**Task to carry out**
Repeat every entry word for word, skipping the pictures.

**Excerpt from a dataset**
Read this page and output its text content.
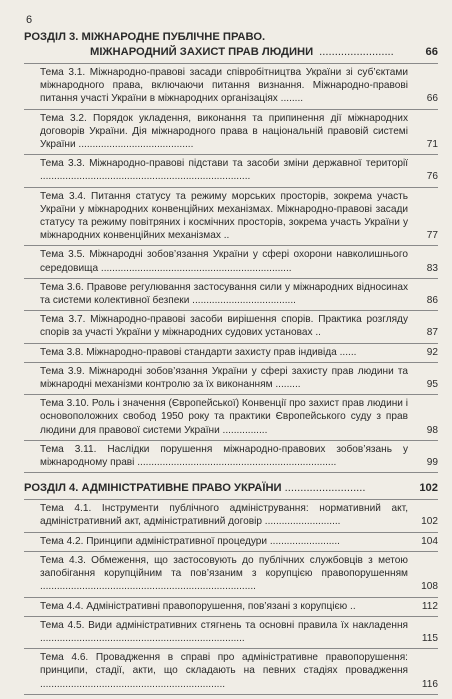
6
РОЗДІЛ 3. МІЖНАРОДНЕ ПУБЛІЧНЕ ПРАВО.
МІЖНАРОДНИЙ ЗАХИСТ ПРАВ ЛЮДИНИ ........................	66
Тема 3.1. Міжнародно-правові засади співробітництва України зі суб’єктами міжнародного права, включаючи питання визнання. Міжнародно-правові питання участі України в міжнародних організаціях ........	66
Тема 3.2. Порядок укладення, виконання та припинення дії міжнародних договорів України. Дія міжнародного права в національній правовій системі України .........................................	71
Тема 3.3. Міжнародно-правові підстави та засоби зміни державної території ...........................................................................	76
Тема 3.4. Питання статусу та режиму морських просторів, зокрема участь України у міжнародних конвенційних механізмах. Міжнародно-правові засади статусу та режиму повітряних і космічних просторів, зокрема участь України у міжнародних конвенційних механізмах ..	77
Тема 3.5. Міжнародні зобов’язання України у сфері охорони навколишнього середовища ....................................................................	83
Тема 3.6. Правове регулювання застосування сили у міжнародних відносинах та системи колективної безпеки .....................................	86
Тема 3.7. Міжнародно-правові засоби вирішення спорів. Практика розгляду спорів за участі України у міжнародних судових установах ..	87
Тема 3.8. Міжнародно-правові стандарти захисту прав індивіда ......	92
Тема 3.9. Міжнародні зобов’язання України у сфері захисту прав людини та міжнародні механізми контролю за їх виконанням .........	95
Тема 3.10. Роль і значення (Європейської) Конвенції про захист прав людини і основоположних свобод 1950 року та практики Європейського суду з прав людини для правової системи України ................	98
Тема 3.11. Наслідки порушення міжнародно-правових зобов’язань у міжнародному праві .......................................................................	99
РОЗДІЛ 4. АДМІНІСТРАТИВНЕ ПРАВО УКРАЇНИ ..........................	102
Тема 4.1. Інструменти публічного адміністрування: нормативний акт, адміністративний акт, адміністративний договір ...........................	102
Тема 4.2. Принципи адміністративної процедури .........................	104
Тема 4.3. Обмеження, що застосовують до публічних службовців з метою запобігання корупційним та пов’язаним з корупцією правопорушенням .............................................................................	108
Тема 4.4. Адміністративні правопорушення, пов’язані з корупцією ..	112
Тема 4.5. Види адміністративних стягнень та основні правила їх накладення .........................................................................	115
Тема 4.6. Провадження в справі про адміністративне правопорушення: принципи, стадії, акти, що складають на певних стадіях провадження ..................................................................	116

**Exercise output**
Read this page and output its text content.
6
РОЗДІЛ 3. МІЖНАРОДНЕ ПУБЛІЧНЕ ПРАВО.
МІЖНАРОДНИЙ ЗАХИСТ ПРАВ ЛЮДИНИ ........................	66
Тема 3.1. Міжнародно-правові засади співробітництва України зі суб’єктами міжнародного права, включаючи питання визнання. Міжнародно-правові питання участі України в міжнародних організаціях ........	66
Тема 3.2. Порядок укладення, виконання та припинення дії міжнародних договорів України. Дія міжнародного права в національній правовій системі України .........................................	71
Тема 3.3. Міжнародно-правові підстави та засоби зміни державної території ...........................................................................	76
Тема 3.4. Питання статусу та режиму морських просторів, зокрема участь України у міжнародних конвенційних механізмах. Міжнародно-правові засади статусу та режиму повітряних і космічних просторів, зокрема участь України у міжнародних конвенційних механізмах ..	77
Тема 3.5. Міжнародні зобов’язання України у сфері охорони навколишнього середовища ....................................................................	83
Тема 3.6. Правове регулювання застосування сили у міжнародних відносинах та системи колективної безпеки .....................................	86
Тема 3.7. Міжнародно-правові засоби вирішення спорів. Практика розгляду спорів за участі України у міжнародних судових установах ..	87
Тема 3.8. Міжнародно-правові стандарти захисту прав індивіда ......	92
Тема 3.9. Міжнародні зобов’язання України у сфері захисту прав людини та міжнародні механізми контролю за їх виконанням .........	95
Тема 3.10. Роль і значення (Європейської) Конвенції про захист прав людини і основоположних свобод 1950 року та практики Європейського суду з прав людини для правової системи України ................	98
Тема 3.11. Наслідки порушення міжнародно-правових зобов’язань у міжнародному праві .......................................................................	99
РОЗДІЛ 4. АДМІНІСТРАТИВНЕ ПРАВО УКРАЇНИ ..........................	102
Тема 4.1. Інструменти публічного адміністрування: нормативний акт, адміністративний акт, адміністративний договір ...........................	102
Тема 4.2. Принципи адміністративної процедури .........................	104
Тема 4.3. Обмеження, що застосовують до публічних службовців з метою запобігання корупційним та пов’язаним з корупцією правопорушенням .............................................................................	108
Тема 4.4. Адміністративні правопорушення, пов’язані з корупцією ..	112
Тема 4.5. Види адміністративних стягнень та основні правила їх накладення .........................................................................	115
Тема 4.6. Провадження в справі про адміністративне правопорушення: принципи, стадії, акти, що складають на певних стадіях провадження ..................................................................	116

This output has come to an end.